- **Directions**:
Please return all lines of the data below containing the string "organs".

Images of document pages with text
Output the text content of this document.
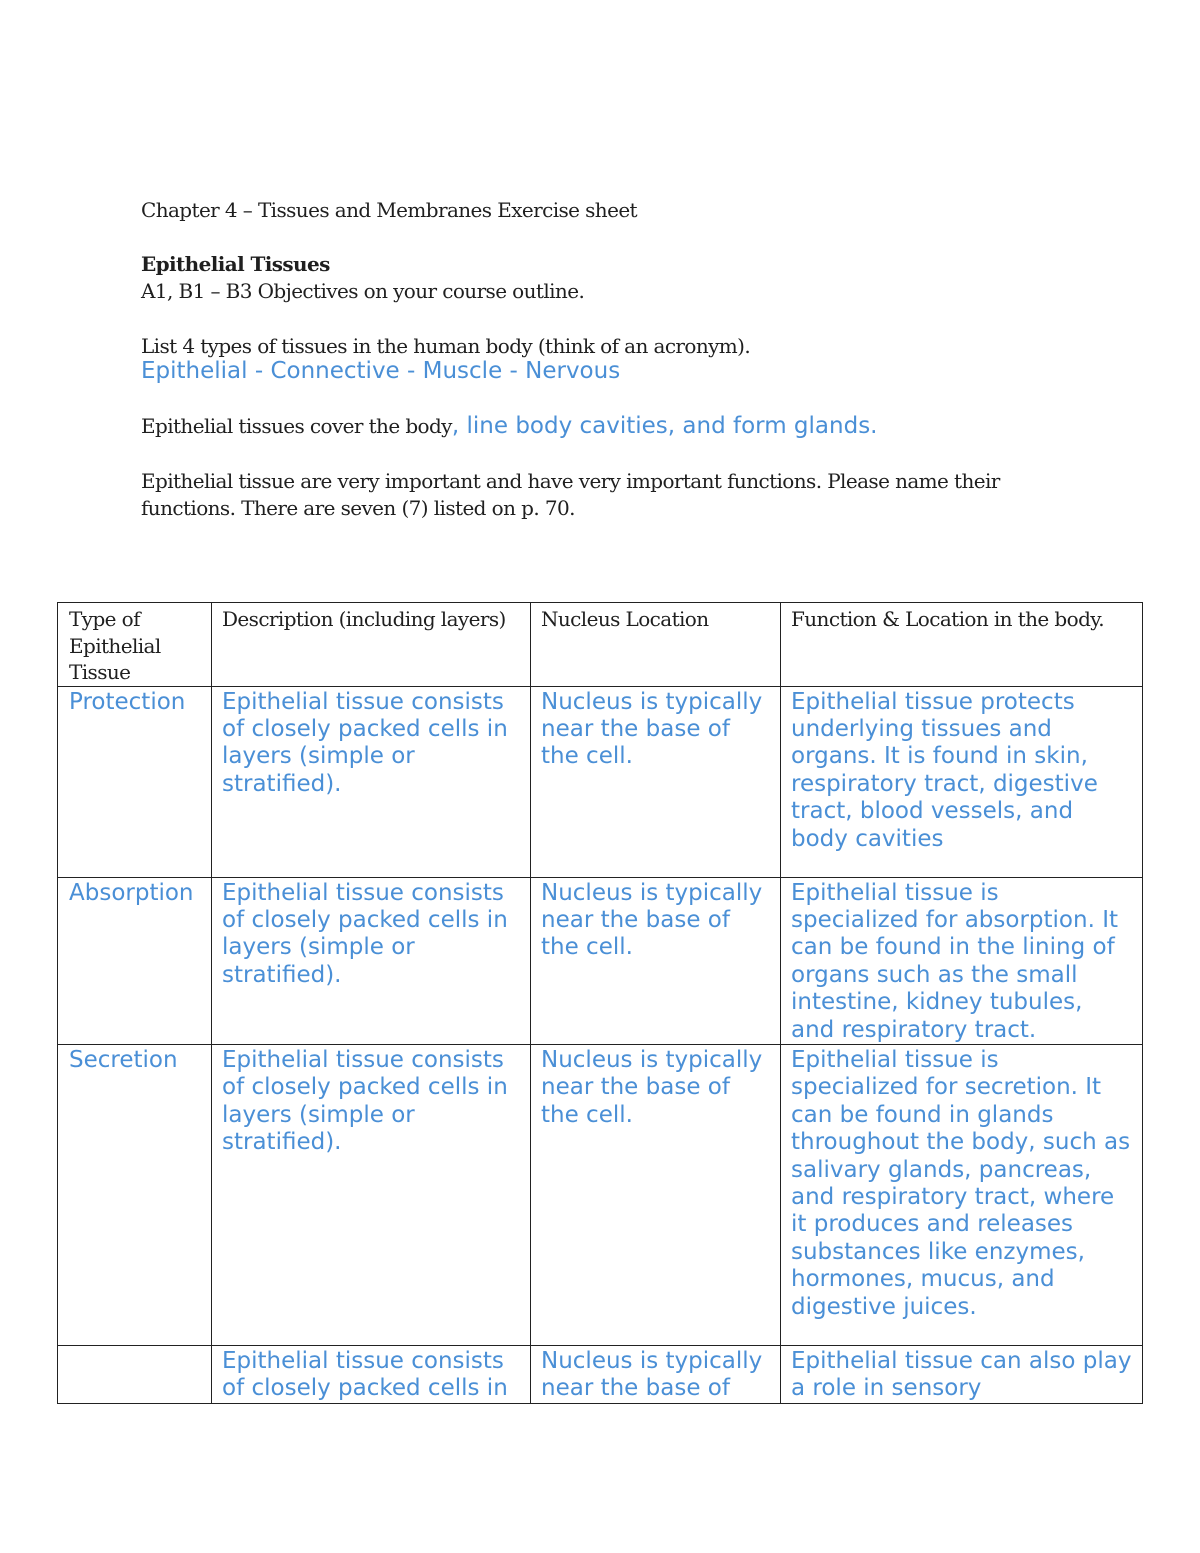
Chapter 4 – Tissues and Membranes Exercise sheet
Epithelial Tissues
A1, B1 – B3 Objectives on your course outline.
List 4 types of tissues in the human body (think of an acronym).
Epithelial - Connective - Muscle - Nervous
Epithelial tissues cover the body, line body cavities, and form glands.
Epithelial tissue are very important and have very important functions. Please name their
functions. There are seven (7) listed on p. 70.
Type of Epithelial Tissue	Description (including layers)	Nucleus Location	Function & Location in the body.
Protection	Epithelial tissue consists of closely packed cells in layers (simple or stratified).	Nucleus is typically near the base of the cell.	Epithelial tissue protects underlying tissues and organs. It is found in skin, respiratory tract, digestive tract, blood vessels, and body cavities
Absorption	Epithelial tissue consists of closely packed cells in layers (simple or stratified).	Nucleus is typically near the base of the cell.	Epithelial tissue is specialized for absorption. It can be found in the lining of organs such as the small intestine, kidney tubules, and respiratory tract.
Secretion	Epithelial tissue consists of closely packed cells in layers (simple or stratified).	Nucleus is typically near the base of the cell.	Epithelial tissue is specialized for secretion. It can be found in glands throughout the body, such as salivary glands, pancreas, and respiratory tract, where it produces and releases substances like enzymes, hormones, mucus, and digestive juices.

	Epithelial tissue consists of closely packed cells in	Nucleus is typically near the base of	Epithelial tissue can also play a role in sensory
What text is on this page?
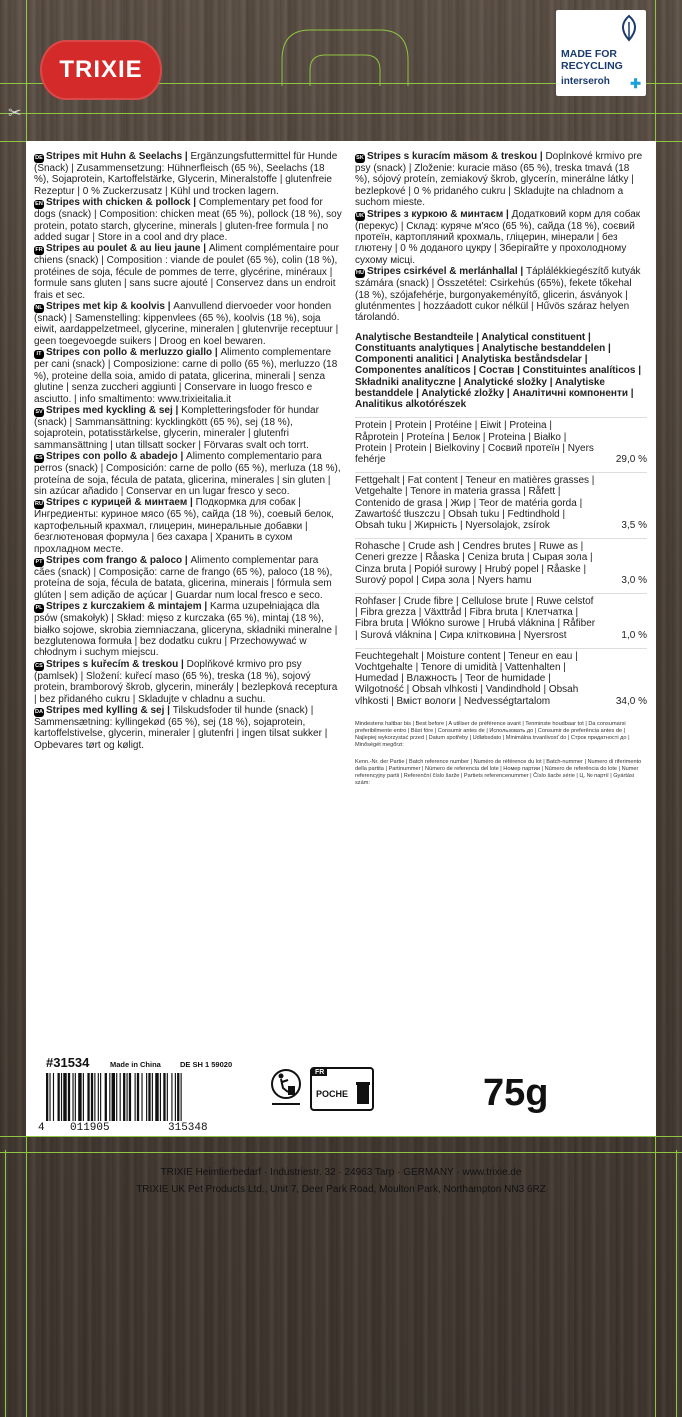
TRIXIE
MADE FOR
RECYCLING
interseroh ✚
✂

DE Stripes mit Huhn & Seelachs | Ergänzungsfuttermittel für Hunde (Snack) | Zusammensetzung: Hühnerfleisch (65 %), Seelachs (18 %), Sojaprotein, Kartoffelstärke, Glycerin, Mineralstoffe | glutenfreie Rezeptur | 0 % Zuckerzusatz | Kühl und trocken lagern.

EN Stripes with chicken & pollock | Complementary pet food for dogs (snack) | Composition: chicken meat (65 %), pollock (18 %), soy protein, potato starch, glycerine, minerals | gluten-free formula | no added sugar | Store in a cool and dry place.

FR Stripes au poulet & au lieu jaune | Aliment complémentaire pour chiens (snack) | Composition : viande de poulet (65 %), colin (18 %), protéines de soja, fécule de pommes de terre, glycérine, minéraux | formule sans gluten | sans sucre ajouté | Conservez dans un endroit frais et sec.

NL Stripes met kip & koolvis | Aanvullend diervoeder voor honden (snack) | Samenstelling: kippenvlees (65 %), koolvis (18 %), soja eiwit, aardappelzetmeel, glycerine, mineralen | glutenvrije receptuur | geen toegevoegde suikers | Droog en koel bewaren.

IT Stripes con pollo & merluzzo giallo | Alimento complementare per cani (snack) | Composizione: carne di pollo (65 %), merluzzo (18 %), proteine della soia, amido di patata, glicerina, minerali | senza glutine | senza zuccheri aggiunti | Conservare in luogo fresco e asciutto. | info smaltimento: www.trixieitalia.it

SV Stripes med kyckling & sej | Kompletteringsfoder för hundar (snack) | Sammansättning: kycklingkött (65 %), sej (18 %), sojaprotein, potatisstärkelse, glycerin, mineraler | glutenfri sammansättning | utan tillsatt socker | Förvaras svalt och torrt.

ES Stripes con pollo & abadejo | Alimento complementario para perros (snack) | Composición: carne de pollo (65 %), merluza (18 %), proteína de soja, fécula de patata, glicerina, minerales | sin gluten | sin azúcar añadido | Conservar en un lugar fresco y seco.

RU Stripes с курицей & минтаем | Подкормка для собак | Ингредиенты: куриное мясо (65 %), сайда (18 %), соевый белок, картофельный крахмал, глицерин, минеральные добавки | безглютеновая формула | без сахара | Хранить в сухом прохладном месте.

PT Stripes com frango & paloco | Alimento complementar para cães (snack) | Composição: carne de frango (65 %), paloco (18 %), proteína de soja, fécula de batata, glicerina, minerais | fórmula sem glúten | sem adição de açúcar | Guardar num local fresco e seco.

PL Stripes z kurczakiem & mintajem | Karma uzupełniająca dla psów (smakołyk) | Skład: mięso z kurczaka (65 %), mintaj (18 %), białko sojowe, skrobia ziemniaczana, gliceryna, składniki mineralne | bezglutenowa formuła | bez dodatku cukru | Przechowywać w chłodnym i suchym miejscu.

CS Stripes s kuřecím & treskou | Doplňkové krmivo pro psy (pamlsek) | Složení: kuřecí maso (65 %), treska (18 %), sojový protein, bramborový škrob, glycerin, minerály | bezlepková receptura | bez přidaného cukru | Skladujte v chladnu a suchu.

DA Stripes med kylling & sej | Tilskudsfoder til hunde (snack) | Sammensætning: kyllingekød (65 %), sej (18 %), sojaprotein, kartoffelstivelse, glycerin, mineraler | glutenfri | ingen tilsat sukker | Opbevares tørt og køligt.

SK Stripes s kuracím mäsom & treskou | Doplnkové krmivo pre psy (snack) | Zloženie: kuracie mäso (65 %), treska tmavá (18 %), sójový proteín, zemiakový škrob, glycerín, minerálne látky | bezlepkové | 0 % pridaného cukru | Skladujte na chladnom a suchom mieste.

UK Stripes з куркою & минтаєм | Додатковий корм для собак (перекус) | Склад: куряче м'ясо (65 %), сайда (18 %), соєвий протеїн, картопляний крохмаль, гліцерин, мінерали | без глютену | 0 % доданого цукру | Зберігайте у прохолодному сухому місці.

HU Stripes csirkével & merlánhallal | Táplálékkiegészítő kutyák számára (snack) | Összetétel: Csirkehús (65%), fekete tőkehal (18 %), szójafehérje, burgonyakeményítő, glicerin, ásványok | gluténmentes | hozzáadott cukor nélkül | Hűvös száraz helyen tárolandó.

Analytische Bestandteile | Analytical constituent | Constituants analytiques | Analytische bestanddelen | Componenti analitici | Analytiska beståndsdelar | Componentes analíticos | Состав | Constituintes analíticos | Składniki analityczne | Analytické složky | Analytiske bestanddele | Analytické zložky | Аналітичні компоненти | Analitikus alkotórészek
Protein | Protein | Protéine | Eiwit | Proteina | Råprotein | Proteína | Белок | Proteina | Białko | Protein | Protein | Bielkoviny | Coєвий протеїн | Nyers fehérje	29,0 %
Fettgehalt | Fat content | Teneur en matières grasses | Vetgehalte | Tenore in materia grassa | Råfett | Contenido de grasa | Жир | Teor de matéria gorda | Zawartość tłuszczu | Obsah tuku | Fedtindhold | Obsah tuku | Жирність | Nyersolajok, zsírok	3,5 %
Rohasche | Crude ash | Cendres brutes | Ruwe as | Ceneri grezze | Råaska | Ceniza bruta | Сырая зола | Cinza bruta | Popiół surowy | Hrubý popel | Råaske | Surový popol | Сира зола | Nyers hamu	3,0 %
Rohfaser | Crude fibre | Cellulose brute | Ruwe celstof | Fibra grezza | Växttråd | Fibra bruta | Клетчатка | Fibra bruta | Włókno surowe | Hrubá vláknina | Råfiber | Surová vláknina | Сира клітковина | Nyersrost	1,0 %
Feuchtegehalt | Moisture content | Teneur en eau | Vochtgehalte | Tenore di umidità | Vattenhalten | Humedad | Влажность | Teor de humidade | Wilgotność | Obsah vlhkosti | Vandindhold | Obsah vlhkosti | Вміст вологи | Nedvességtartalom	34,0 %
Mindestens haltbar bis | Best before | A utiliser de préférence avant | Tenminste houdbaar tot | Da consumarsi preferibilmente entro | Bäst före | Consumir antes de | Использовать до | Consumir de preferência antes de | Najlepiej wykorzystać przed | Datum spotřeby | Udløbsdato | Minimálna trvanlivosť do | Строк придатності до | Minőségét megőrzi:
Kenn.-Nr. der Partie | Batch reference number | Numéro de référence du lot | Batch-nummer | Numero di riferimento della partita | Partinummer | Número de referencia del lote | Номер партии | Número de referência do lote | Numer referencyjny partii | Referenční číslo šarže | Partiets referencenummer | Číslo šarže série | Ц. № партії | Gyártási szám:
#31534	Made in China	DE SH 1 59020
4 011905	315348
FR
POCHE	75g
TRIXIE Heimtierbedarf · Industriestr. 32 · 24963 Tarp · GERMANY · www.trixie.de
TRIXIE UK Pet Products Ltd., Unit 7, Deer Park Road, Moulton Park, Northampton NN3 6RZ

- **Solution to this problem**:
Protection	Epithelial tissue consists of closely packed cells in layers (simple or stratified).	Nucleus is typically near the base of the cell.	Epithelial tissue protects underlying tissues and organs. It is found in skin, respiratory tract, digestive tract, blood vessels, and body cavities
Absorption	Epithelial tissue consists of closely packed cells in layers (simple or stratified).	Nucleus is typically near the base of the cell.	Epithelial tissue is specialized for absorption. It can be found in the lining of organs such as the small intestine, kidney tubules, and respiratory tract.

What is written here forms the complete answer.